Records excerpted from a collection:
☆ ☆ ☆ ☆ ☆ ☆ ☆

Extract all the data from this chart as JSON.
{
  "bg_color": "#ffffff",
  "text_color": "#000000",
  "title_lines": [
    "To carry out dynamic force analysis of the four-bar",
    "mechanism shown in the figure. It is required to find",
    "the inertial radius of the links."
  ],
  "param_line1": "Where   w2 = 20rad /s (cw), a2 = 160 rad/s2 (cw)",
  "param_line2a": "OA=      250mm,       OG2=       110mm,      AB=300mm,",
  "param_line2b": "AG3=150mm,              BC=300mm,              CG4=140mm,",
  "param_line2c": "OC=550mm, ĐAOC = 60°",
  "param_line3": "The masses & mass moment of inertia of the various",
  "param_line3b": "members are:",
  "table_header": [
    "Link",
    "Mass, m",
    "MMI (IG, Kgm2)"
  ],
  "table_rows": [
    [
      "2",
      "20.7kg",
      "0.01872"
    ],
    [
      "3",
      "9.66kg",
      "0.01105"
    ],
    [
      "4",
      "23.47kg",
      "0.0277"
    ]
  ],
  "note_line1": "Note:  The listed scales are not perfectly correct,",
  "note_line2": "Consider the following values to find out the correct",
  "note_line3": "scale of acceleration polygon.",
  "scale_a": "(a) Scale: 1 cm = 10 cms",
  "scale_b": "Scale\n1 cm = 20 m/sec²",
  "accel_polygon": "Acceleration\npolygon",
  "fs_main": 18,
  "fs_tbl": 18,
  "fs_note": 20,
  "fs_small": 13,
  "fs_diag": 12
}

☆ ☆ ☆ ☆ ☆ ☆ ☆

▸ **Given task**
Extract every line containing the string "find" from the material.

▸ **Output for this task**
    "mechanism shown in the figure. It is required to find",
  "note_line2": "Consider the following values to find out the correct",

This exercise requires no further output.